What the task requires: Transcribe all the records with complete accuracy.
===== Given data =====
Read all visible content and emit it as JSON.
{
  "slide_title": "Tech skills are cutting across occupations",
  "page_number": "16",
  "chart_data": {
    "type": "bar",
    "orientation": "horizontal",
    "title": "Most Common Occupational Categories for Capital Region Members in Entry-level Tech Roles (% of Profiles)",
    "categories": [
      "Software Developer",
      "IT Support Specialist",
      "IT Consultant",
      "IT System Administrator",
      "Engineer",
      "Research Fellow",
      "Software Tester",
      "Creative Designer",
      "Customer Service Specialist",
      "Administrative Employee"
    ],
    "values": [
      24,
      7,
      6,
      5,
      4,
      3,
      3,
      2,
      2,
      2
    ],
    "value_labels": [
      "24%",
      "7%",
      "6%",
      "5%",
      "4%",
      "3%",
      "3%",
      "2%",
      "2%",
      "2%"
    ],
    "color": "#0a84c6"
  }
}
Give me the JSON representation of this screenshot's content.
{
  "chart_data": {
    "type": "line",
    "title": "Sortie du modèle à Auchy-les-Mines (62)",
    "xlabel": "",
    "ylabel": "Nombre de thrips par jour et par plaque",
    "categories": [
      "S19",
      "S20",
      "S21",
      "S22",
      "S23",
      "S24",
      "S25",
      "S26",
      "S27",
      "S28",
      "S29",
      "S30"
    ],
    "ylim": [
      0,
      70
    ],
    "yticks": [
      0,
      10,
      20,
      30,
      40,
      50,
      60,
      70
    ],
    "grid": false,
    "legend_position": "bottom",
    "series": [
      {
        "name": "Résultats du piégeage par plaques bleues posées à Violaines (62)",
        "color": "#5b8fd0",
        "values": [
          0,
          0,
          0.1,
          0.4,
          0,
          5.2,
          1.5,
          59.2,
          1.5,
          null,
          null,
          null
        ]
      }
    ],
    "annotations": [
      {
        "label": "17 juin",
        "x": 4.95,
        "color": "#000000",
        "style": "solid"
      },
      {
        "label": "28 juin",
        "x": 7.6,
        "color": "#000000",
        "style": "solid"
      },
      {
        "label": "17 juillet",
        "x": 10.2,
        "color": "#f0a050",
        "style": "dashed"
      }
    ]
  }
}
=====
Solution to this task:
Read all visible content and emit it as JSON.
{
  "slide_title": "Tech skills are cutting across occupations",
  "page_number": "16",
  "chart_data": {
    "type": "bar",
    "orientation": "horizontal",
    "title": "Most Common Occupational Categories for Capital Region Members in Entry-level Tech Roles (% of Profiles)",
    "categories": [
      "Software Developer",
      "IT Support Specialist",
      "IT Consultant",
      "IT System Administrator",
      "Engineer",
      "Research Fellow",
      "Software Tester",
      "Creative Designer",
      "Customer Service Specialist",
      "Administrative Employee"
    ],
    "values": [
      24,
      7,
      6,
      5,
      4,
      3,
      3,
      2,
      2,
      2
    ],
    "value_labels": [
      "24%",
      "7%",
      "6%",
      "5%",
      "4%",
      "3%",
      "3%",
      "2%",
      "2%",
      "2%"
    ],
    "color": "#0a84c6"
  }
}
Give me the JSON representation of this screenshot's content.
{
  "chart_data": {
    "type": "line",
    "title": "Sortie du modèle à Auchy-les-Mines (62)",
    "xlabel": "",
    "ylabel": "Nombre de thrips par jour et par plaque",
    "categories": [
      "S19",
      "S20",
      "S21",
      "S22",
      "S23",
      "S24",
      "S25",
      "S26",
      "S27",
      "S28",
      "S29",
      "S30"
    ],
    "ylim": [
      0,
      70
    ],
    "yticks": [
      0,
      10,
      20,
      30,
      40,
      50,
      60,
      70
    ],
    "grid": false,
    "legend_position": "bottom",
    "series": [
      {
        "name": "Résultats du piégeage par plaques bleues posées à Violaines (62)",
        "color": "#5b8fd0",
        "values": [
          0,
          0,
          0.1,
          0.4,
          0,
          5.2,
          1.5,
          59.2,
          1.5,
          null,
          null,
          null
        ]
      }
    ],
    "annotations": [
      {
        "label": "17 juin",
        "x": 4.95,
        "color": "#000000",
        "style": "solid"
      },
      {
        "label": "28 juin",
        "x": 7.6,
        "color": "#000000",
        "style": "solid"
      },
      {
        "label": "17 juillet",
        "x": 10.2,
        "color": "#f0a050",
        "style": "dashed"
      }
    ]
  }
}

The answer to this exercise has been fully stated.